Task objective >> Leave out any pictures and transcribe all other data below exactly.

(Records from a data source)
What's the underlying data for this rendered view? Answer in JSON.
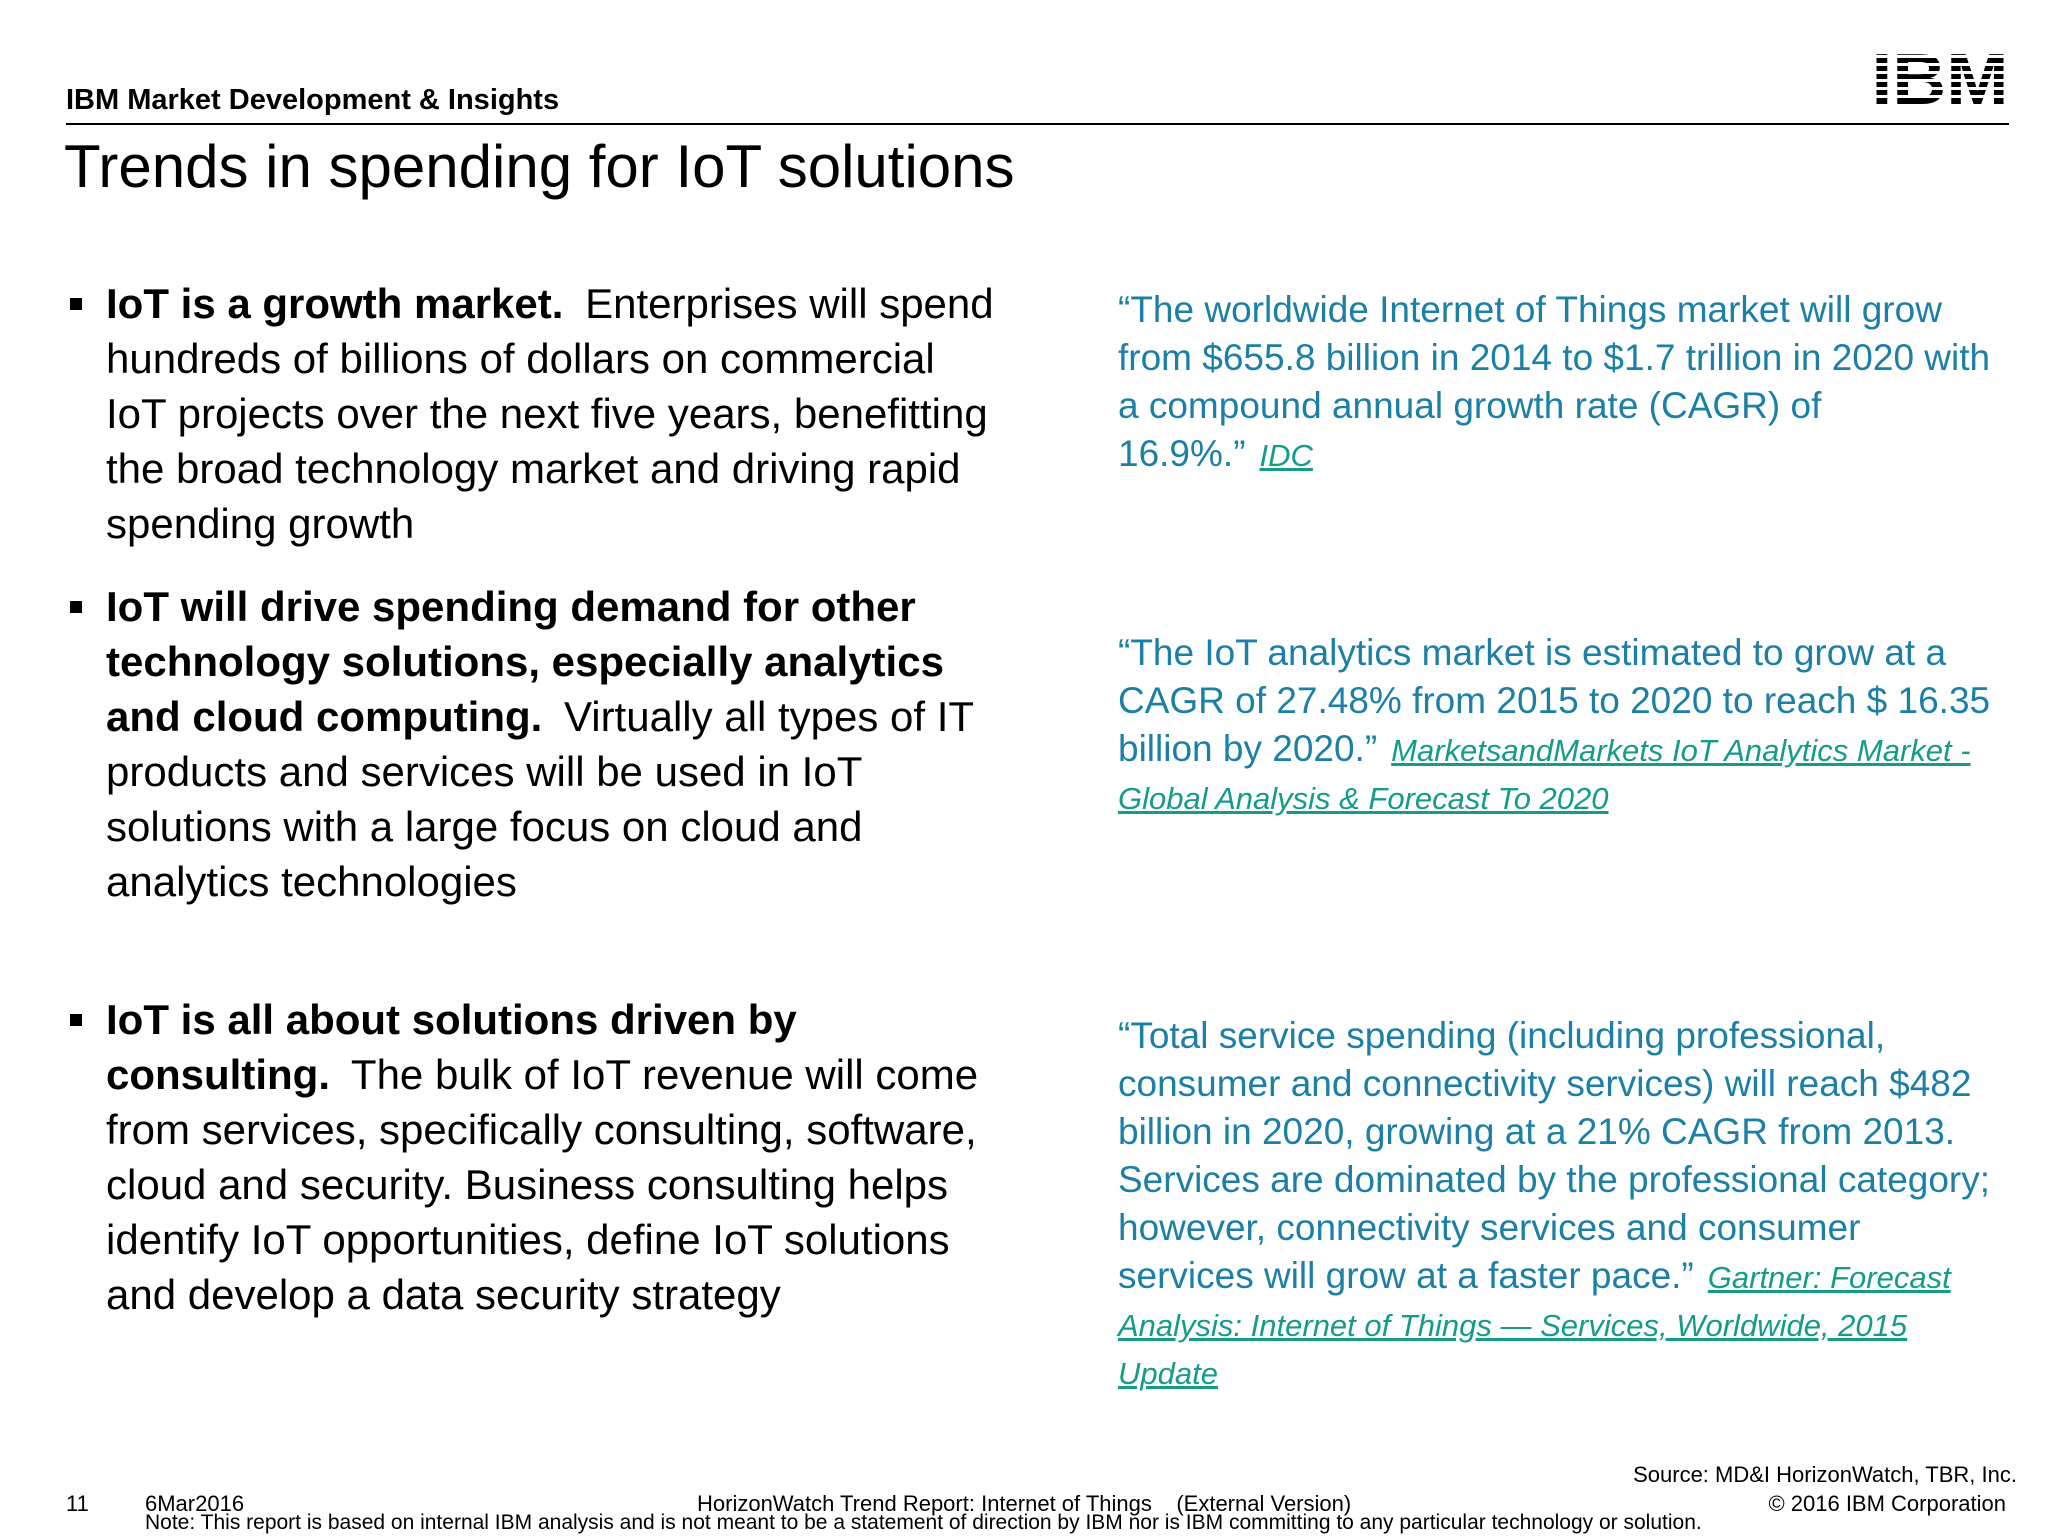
{
  "header": {
    "org": "IBM Market Development & Insights",
    "logo": "IBM",
    "title": "Trends in spending for IoT solutions"
  },
  "bullets": [
    {
      "lead": "IoT is a growth market.",
      "body": "Enterprises will spend hundreds of billions of dollars on commercial IoT projects over the next five years, benefitting the broad technology market and driving rapid spending growth"
    },
    {
      "lead": "IoT will drive spending demand for other technology solutions, especially analytics and cloud computing.",
      "body": "Virtually all types of IT products and services will be used in IoT solutions with a large focus on cloud and analytics technologies"
    },
    {
      "lead": "IoT is all about solutions driven by consulting.",
      "body": "The bulk of IoT revenue will come from services, specifically consulting, software, cloud and security. Business consulting helps identify IoT opportunities, define IoT solutions and develop a data security strategy"
    }
  ],
  "quotes": [
    {
      "text": "“The worldwide Internet of Things market will grow from $655.8 billion in 2014 to $1.7 trillion in 2020 with a compound annual growth rate (CAGR) of 16.9%.”",
      "source": "IDC"
    },
    {
      "text": "“The IoT analytics market is estimated to grow at a CAGR of 27.48% from 2015 to 2020 to reach $ 16.35 billion by 2020.”",
      "source": "MarketsandMarkets IoT Analytics Market - Global Analysis & Forecast To 2020"
    },
    {
      "text": "“Total service spending (including professional, consumer and connectivity services) will reach $482 billion in 2020, growing at a 21% CAGR from 2013. Services are dominated by the professional category; however, connectivity services and consumer services will grow at a faster pace.”",
      "source": "Gartner:  Forecast Analysis: Internet of Things — Services, Worldwide, 2015 Update"
    }
  ],
  "footer": {
    "source": "Source: MD&I HorizonWatch, TBR, Inc.",
    "page": "11",
    "date": "6Mar2016",
    "report": "HorizonWatch Trend Report: Internet of Things    (External Version)",
    "copyright": "© 2016 IBM Corporation",
    "note": "Note: This report is based on internal IBM analysis and is not meant to be a statement of direction by IBM nor is IBM committing to any particular technology or solution."
  }
}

Exercise answer >>
What's the underlying data for this rendered view? Answer in JSON.
{
  "header": {
    "org": "IBM Market Development & Insights",
    "logo": "IBM",
    "title": "Trends in spending for IoT solutions"
  },
  "bullets": [
    {
      "lead": "IoT is a growth market.",
      "body": "Enterprises will spend hundreds of billions of dollars on commercial IoT projects over the next five years, benefitting the broad technology market and driving rapid spending growth"
    },
    {
      "lead": "IoT will drive spending demand for other technology solutions, especially analytics and cloud computing.",
      "body": "Virtually all types of IT products and services will be used in IoT solutions with a large focus on cloud and analytics technologies"
    },
    {
      "lead": "IoT is all about solutions driven by consulting.",
      "body": "The bulk of IoT revenue will come from services, specifically consulting, software, cloud and security. Business consulting helps identify IoT opportunities, define IoT solutions and develop a data security strategy"
    }
  ],
  "quotes": [
    {
      "text": "“The worldwide Internet of Things market will grow from $655.8 billion in 2014 to $1.7 trillion in 2020 with a compound annual growth rate (CAGR) of 16.9%.”",
      "source": "IDC"
    },
    {
      "text": "“The IoT analytics market is estimated to grow at a CAGR of 27.48% from 2015 to 2020 to reach $ 16.35 billion by 2020.”",
      "source": "MarketsandMarkets IoT Analytics Market - Global Analysis & Forecast To 2020"
    },
    {
      "text": "“Total service spending (including professional, consumer and connectivity services) will reach $482 billion in 2020, growing at a 21% CAGR from 2013. Services are dominated by the professional category; however, connectivity services and consumer services will grow at a faster pace.”",
      "source": "Gartner:  Forecast Analysis: Internet of Things — Services, Worldwide, 2015 Update"
    }
  ],
  "footer": {
    "source": "Source: MD&I HorizonWatch, TBR, Inc.",
    "page": "11",
    "date": "6Mar2016",
    "report": "HorizonWatch Trend Report: Internet of Things    (External Version)",
    "copyright": "© 2016 IBM Corporation",
    "note": "Note: This report is based on internal IBM analysis and is not meant to be a statement of direction by IBM nor is IBM committing to any particular technology or solution."
  }
}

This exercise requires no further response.